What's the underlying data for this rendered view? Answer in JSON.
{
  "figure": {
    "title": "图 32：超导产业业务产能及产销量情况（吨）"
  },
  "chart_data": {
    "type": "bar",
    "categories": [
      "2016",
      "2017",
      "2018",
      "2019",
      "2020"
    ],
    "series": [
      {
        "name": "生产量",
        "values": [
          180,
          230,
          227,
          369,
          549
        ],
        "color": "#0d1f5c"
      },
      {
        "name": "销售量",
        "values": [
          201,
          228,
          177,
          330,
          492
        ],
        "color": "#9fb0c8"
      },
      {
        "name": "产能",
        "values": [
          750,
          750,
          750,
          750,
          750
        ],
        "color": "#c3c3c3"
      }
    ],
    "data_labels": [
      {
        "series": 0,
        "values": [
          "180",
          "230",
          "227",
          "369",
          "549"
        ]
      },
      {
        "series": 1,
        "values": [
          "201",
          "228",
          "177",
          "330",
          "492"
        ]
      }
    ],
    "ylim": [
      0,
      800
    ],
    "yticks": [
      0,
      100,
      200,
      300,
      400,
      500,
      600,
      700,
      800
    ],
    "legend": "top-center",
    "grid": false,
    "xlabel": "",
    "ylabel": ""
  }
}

_____

Print all of the entries exactly as they appear.

» Solution below
What's the underlying data for this rendered view? Answer in JSON.
{
  "figure": {
    "title": "图 32：超导产业业务产能及产销量情况（吨）"
  },
  "chart_data": {
    "type": "bar",
    "categories": [
      "2016",
      "2017",
      "2018",
      "2019",
      "2020"
    ],
    "series": [
      {
        "name": "生产量",
        "values": [
          180,
          230,
          227,
          369,
          549
        ],
        "color": "#0d1f5c"
      },
      {
        "name": "销售量",
        "values": [
          201,
          228,
          177,
          330,
          492
        ],
        "color": "#9fb0c8"
      },
      {
        "name": "产能",
        "values": [
          750,
          750,
          750,
          750,
          750
        ],
        "color": "#c3c3c3"
      }
    ],
    "data_labels": [
      {
        "series": 0,
        "values": [
          "180",
          "230",
          "227",
          "369",
          "549"
        ]
      },
      {
        "series": 1,
        "values": [
          "201",
          "228",
          "177",
          "330",
          "492"
        ]
      }
    ],
    "ylim": [
      0,
      800
    ],
    "yticks": [
      0,
      100,
      200,
      300,
      400,
      500,
      600,
      700,
      800
    ],
    "legend": "top-center",
    "grid": false,
    "xlabel": "",
    "ylabel": ""
  }
}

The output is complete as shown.